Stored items
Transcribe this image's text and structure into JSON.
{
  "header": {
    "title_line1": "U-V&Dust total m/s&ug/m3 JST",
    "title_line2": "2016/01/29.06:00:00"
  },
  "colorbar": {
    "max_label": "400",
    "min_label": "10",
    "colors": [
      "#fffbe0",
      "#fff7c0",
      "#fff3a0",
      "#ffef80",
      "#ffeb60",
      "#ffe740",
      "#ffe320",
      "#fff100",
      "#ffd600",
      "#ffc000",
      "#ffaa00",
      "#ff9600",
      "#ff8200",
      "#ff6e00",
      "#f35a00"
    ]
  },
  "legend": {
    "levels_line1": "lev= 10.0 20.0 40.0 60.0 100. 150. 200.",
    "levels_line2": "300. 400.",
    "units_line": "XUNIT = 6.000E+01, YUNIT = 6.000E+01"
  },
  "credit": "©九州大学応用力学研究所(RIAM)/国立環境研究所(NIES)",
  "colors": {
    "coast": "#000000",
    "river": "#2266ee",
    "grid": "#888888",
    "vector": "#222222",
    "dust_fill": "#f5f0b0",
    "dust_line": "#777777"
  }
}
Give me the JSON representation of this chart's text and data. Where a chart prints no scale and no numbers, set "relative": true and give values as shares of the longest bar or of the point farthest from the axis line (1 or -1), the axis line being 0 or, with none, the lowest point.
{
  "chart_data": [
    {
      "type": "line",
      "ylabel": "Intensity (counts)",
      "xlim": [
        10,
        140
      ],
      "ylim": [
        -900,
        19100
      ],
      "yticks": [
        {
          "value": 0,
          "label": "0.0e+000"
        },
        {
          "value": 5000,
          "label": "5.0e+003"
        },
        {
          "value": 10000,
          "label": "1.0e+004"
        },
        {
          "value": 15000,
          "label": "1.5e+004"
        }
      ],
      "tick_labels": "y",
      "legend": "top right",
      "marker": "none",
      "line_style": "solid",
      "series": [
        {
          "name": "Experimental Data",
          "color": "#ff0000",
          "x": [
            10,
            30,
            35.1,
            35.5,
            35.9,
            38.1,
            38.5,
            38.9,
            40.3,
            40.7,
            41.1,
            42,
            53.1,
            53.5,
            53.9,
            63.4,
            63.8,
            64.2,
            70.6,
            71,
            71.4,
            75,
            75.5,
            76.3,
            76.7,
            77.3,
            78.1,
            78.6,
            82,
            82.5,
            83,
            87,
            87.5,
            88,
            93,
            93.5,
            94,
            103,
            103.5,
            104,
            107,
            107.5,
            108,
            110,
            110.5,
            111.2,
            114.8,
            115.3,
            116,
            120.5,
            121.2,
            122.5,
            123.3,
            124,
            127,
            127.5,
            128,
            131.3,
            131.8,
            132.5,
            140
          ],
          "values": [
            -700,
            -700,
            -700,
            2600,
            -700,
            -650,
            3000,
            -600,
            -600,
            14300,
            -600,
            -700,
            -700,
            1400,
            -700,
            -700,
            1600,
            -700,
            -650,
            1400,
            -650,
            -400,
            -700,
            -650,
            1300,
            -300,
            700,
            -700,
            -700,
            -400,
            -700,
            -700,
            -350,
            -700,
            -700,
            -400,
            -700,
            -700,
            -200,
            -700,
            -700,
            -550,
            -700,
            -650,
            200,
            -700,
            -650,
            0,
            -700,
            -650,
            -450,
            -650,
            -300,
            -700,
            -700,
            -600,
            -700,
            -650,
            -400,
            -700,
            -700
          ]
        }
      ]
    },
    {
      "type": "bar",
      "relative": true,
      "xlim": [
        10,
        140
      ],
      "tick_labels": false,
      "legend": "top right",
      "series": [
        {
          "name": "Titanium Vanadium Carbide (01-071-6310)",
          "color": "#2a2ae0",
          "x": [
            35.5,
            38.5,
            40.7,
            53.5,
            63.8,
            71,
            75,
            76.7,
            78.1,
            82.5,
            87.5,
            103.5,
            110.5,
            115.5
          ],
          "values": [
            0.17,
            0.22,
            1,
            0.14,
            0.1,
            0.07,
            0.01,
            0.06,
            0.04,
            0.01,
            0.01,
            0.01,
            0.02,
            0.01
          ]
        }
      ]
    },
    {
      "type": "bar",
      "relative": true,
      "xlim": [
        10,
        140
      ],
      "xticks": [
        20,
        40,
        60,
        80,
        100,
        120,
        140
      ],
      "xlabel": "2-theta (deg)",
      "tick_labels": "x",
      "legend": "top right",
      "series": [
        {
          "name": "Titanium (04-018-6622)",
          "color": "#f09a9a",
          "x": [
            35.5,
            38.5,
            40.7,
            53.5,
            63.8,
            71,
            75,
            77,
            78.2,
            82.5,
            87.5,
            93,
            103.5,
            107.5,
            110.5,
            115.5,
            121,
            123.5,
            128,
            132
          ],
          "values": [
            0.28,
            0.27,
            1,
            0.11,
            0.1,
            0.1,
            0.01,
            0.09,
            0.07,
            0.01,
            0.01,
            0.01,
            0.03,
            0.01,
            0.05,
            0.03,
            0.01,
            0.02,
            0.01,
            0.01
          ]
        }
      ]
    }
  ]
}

Exercise goal
Lines from the records above that hold "text" are the ones to list.

Solution below
Transcribe this image's text and structure into JSON.
Give me the JSON representation of this chart's text and data. Where a chart prints no scale and no numbers, set "relative": true and give values as shares of the longest bar or of the point farthest from the axis line (1 or -1), the axis line being 0 or, with none, the lowest point.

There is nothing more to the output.